Ce fut une soirée très agréable et intéressante (une de plus !), devant un public bien nombreux, captivé par les propos de notre conférencier ! Dominique Poirel, en tant que chercheur, nous a fait partager son enthousiasme à la découverte de ce texte inconnu découvert dans le fameux manuscrit privé sauvegardé in extremis par la BNF !
Le manuscrit dans son entier apparaît être comme un petite bibliothèque "portative" emporté par un groupe des premiers frères franciscains, très manifestement dans le but de les aider à préparer leurs prêches et pour conduire les lecteurs et les auditeurs à la méditation.

Parmi les textes de ce manuscrit, outre la vie retrouvée de François, figurait "un Commentaire du Notre Père". Un texte placé dans le manuscrit juste après la Règle et les Admonitions : un texte recopié, mais avec des erreurs de syntaxe qui laissent entendre que les personnes qui ont recopié le texte n’étaient pas des clercs instruits, un texte saturé de réminiscences bibliques.
Quant à la datation de texte lui-même, des indices semblent indiquer une datation aux alentours du 2° tiers du 13° siècle (vers 1230/40). Ce texte remonte donc à une époque pas trop éloignée de François : dès la première génération des frères... On se trouve en présence d’une prédication franciscaine primitive. L’auteur fréquente la Bible, mais il n’a aucune connaissance de l’exégèse. Par contre il fait preuve d’une grande force rhétorique et spirituelle.

Peut-on aller jusqu’à dire que ce texte serait de François ? Plusieurs arguments ont été invoqués par Dominique Poirel : le texte fait preuve d’une certaine autorité, l’auteur nourrit avec le Christ une relation assez intime, le goût de l’auteur pour des kyrielles d’exclamations, l’exhortation très franciscaine de ne pas se contenter de réciter le Pater, mais de le mettre en action dans sa vie, etc...
Des objections : ce texte ne figure pas dans le Corpus des textes attribués à François. De plus, il y a déjà un Pater paraphrasé attribué à François (or les deux versions sont très différentes). Cependant le conférencier se demande, à ce propos, si ce Pater paraphrasé ne serait pas plutôt un Pater non composé par François, mais que François affectionnait tout particulièrement. Car la rédaction très précise de ce Pater paraphrasé ne semble pas correspondre au style du langage de François, qui s’exprime plutôt dans une langue simple et brûlante de ferveur, avec une spiritualité exigeante et très affective, qui voulait avant tout conduire les auditeurs à la pénitence (à la conversion) et à la ferveur spirituelle.

Pour conclure ce bref résumé de cette soirée particulièrement instructive, nous ne trouvons pas d’autre conclusion que celle de Dominique Poirel à l’issue de la conférence :

"Si ce texte n’est pas de François, il doit être d’un de ses frères et des tout proches.
====================
Exercices à résoudre >>
- 1) D'après le compte rendu de la conférence, pourquoi Dominique Poirel se demande-t-il si le Pater paraphrasé attribué à François n'a pas été composé par quelqu'un d'autre ? Répondez en une à trois phrases.
- 2) Poursuivez le compte rendu de la conférence après sa dernière phrase.
Le listing provient d'une autre source que le compte rendu.

Jeu de données >>
====================
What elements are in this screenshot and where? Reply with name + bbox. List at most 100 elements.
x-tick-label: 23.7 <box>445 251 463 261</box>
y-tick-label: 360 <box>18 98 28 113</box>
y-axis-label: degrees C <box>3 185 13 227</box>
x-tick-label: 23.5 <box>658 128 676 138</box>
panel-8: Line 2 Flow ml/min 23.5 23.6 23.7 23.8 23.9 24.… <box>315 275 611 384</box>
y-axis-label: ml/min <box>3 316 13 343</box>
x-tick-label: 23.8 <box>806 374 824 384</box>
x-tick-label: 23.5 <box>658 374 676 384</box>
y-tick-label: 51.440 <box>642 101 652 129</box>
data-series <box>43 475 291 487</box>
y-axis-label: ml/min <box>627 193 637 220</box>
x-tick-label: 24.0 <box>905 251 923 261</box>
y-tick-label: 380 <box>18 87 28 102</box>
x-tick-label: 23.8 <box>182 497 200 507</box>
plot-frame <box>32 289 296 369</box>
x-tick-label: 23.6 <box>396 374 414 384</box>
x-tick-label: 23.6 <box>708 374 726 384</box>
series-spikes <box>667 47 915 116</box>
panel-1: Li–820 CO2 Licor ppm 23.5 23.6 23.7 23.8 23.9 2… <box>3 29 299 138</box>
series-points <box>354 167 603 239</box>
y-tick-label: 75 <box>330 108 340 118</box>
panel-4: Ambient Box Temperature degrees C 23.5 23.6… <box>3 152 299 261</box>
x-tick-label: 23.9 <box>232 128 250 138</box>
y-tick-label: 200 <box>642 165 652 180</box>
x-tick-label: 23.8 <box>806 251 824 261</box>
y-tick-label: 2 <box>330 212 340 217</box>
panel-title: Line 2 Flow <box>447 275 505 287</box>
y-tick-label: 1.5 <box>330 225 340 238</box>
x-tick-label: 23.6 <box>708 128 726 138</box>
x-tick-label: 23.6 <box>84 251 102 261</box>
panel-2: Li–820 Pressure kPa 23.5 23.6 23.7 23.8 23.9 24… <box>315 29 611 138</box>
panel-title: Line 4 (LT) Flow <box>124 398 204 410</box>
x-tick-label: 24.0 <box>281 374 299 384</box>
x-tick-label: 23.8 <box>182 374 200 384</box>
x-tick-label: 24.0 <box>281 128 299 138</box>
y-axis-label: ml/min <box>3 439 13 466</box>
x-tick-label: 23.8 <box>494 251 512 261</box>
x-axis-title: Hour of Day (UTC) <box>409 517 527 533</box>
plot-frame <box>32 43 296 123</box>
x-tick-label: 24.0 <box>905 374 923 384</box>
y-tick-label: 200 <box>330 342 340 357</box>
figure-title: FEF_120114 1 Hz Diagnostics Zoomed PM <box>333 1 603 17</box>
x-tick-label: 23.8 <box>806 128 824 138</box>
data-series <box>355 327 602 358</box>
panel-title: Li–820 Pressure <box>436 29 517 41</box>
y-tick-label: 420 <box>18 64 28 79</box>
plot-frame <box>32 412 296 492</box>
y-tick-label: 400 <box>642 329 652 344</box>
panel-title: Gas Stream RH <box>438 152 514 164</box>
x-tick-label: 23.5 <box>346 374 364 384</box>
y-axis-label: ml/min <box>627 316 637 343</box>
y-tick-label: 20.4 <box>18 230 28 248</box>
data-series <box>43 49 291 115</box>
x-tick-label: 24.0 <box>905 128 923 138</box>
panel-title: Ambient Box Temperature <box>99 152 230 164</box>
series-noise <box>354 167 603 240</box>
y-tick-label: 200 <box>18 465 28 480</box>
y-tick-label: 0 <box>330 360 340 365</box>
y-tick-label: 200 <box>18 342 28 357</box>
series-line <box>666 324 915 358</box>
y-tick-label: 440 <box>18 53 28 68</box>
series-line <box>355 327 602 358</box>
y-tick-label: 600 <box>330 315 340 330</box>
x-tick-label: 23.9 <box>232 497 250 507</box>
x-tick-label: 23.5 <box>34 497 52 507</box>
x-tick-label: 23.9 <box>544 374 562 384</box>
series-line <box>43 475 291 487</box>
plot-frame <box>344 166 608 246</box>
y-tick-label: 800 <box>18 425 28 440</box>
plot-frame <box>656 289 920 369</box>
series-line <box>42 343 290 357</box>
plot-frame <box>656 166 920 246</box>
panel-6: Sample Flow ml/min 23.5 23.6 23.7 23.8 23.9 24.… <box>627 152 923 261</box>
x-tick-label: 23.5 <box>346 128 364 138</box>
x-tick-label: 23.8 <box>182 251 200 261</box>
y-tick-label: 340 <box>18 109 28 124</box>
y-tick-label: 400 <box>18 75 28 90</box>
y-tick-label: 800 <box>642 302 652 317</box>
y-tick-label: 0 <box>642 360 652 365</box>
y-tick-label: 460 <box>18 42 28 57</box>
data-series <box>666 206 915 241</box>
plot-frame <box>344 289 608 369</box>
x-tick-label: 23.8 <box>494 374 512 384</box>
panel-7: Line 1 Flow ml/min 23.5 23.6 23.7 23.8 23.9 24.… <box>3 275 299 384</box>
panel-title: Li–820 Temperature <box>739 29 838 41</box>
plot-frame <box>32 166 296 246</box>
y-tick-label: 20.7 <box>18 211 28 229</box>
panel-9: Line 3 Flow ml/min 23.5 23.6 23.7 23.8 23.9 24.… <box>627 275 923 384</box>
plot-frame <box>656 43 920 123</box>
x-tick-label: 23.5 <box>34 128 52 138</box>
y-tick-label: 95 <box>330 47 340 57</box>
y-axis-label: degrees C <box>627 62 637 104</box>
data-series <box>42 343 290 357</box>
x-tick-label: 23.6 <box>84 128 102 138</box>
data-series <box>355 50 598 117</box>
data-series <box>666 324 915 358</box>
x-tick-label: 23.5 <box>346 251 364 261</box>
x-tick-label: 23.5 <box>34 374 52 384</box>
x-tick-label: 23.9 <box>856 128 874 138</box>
====================
Réponses par exercice >>
- 1) La rédaction très précise de ce Pater paraphrasé ne semble pas correspondre au style de François. Celui-ci s'exprime plutôt dans une langue simple et brûlante de ferveur, avec une spiritualité exigeante et très affective. Le conférencier y voit donc peut-être un Pater que François affectionnait particulièrement sans l'avoir composé.

- 2)
J’invite à voir dans cet texte une prédication orale, soit de François lui-même (et ça n’est pas aussi impossible que l’on aurait pu penser), soit d’un compagnon proche de François, ou d’un frère des premières générations, reportée, traduite, et enrichie par un confrère plus savant.
Qu’il soit attribuable ou non à François, le texte me semble vraiment mérité l’attention :
En raison de sa forte originalité littéraire, de sa vigueur doctrinale, sa langue simple, proche du vernaculaire et brûlante d’éloquence, sa méthode exégétique inédite, qui fait de ce Commentaire une sorte d’action théâtrale, dans laquelle le Christ lui-même s’adresse aux fidèles, pour leur reprocher âprement de trahir par les actions qu’ils commettent les paroles du Pater qu’ils prononcent, enfin sa spiritualité absolue, exigeante, fortement affective, qui passent souvent des reproches les plus cinglants aux effusions les plus tendres. Elle fait "feu de tous bois" pour provoquer les auditeurs à la conversion.
Ceci convient bien à ce que nous pouvons connaître de la spiritualité radicale des premiers frères franciscains. Mais cela correspond aussi bien à ce que les premiers hagiographes rapportent de la prédication de St François, une prédication qu’ils décrivent comme simple, fervent, pénétrante, enflammée, visant avant tout la pénitence et le salut des âmes et n’épargnant dans ce but, l’âpre réprimande, ni la crainte utile, ni la menace du jugement de Dieu...
Donc je laisse ouverte la question et j’ai essayé d’ouvrir devant vous ce dossier !"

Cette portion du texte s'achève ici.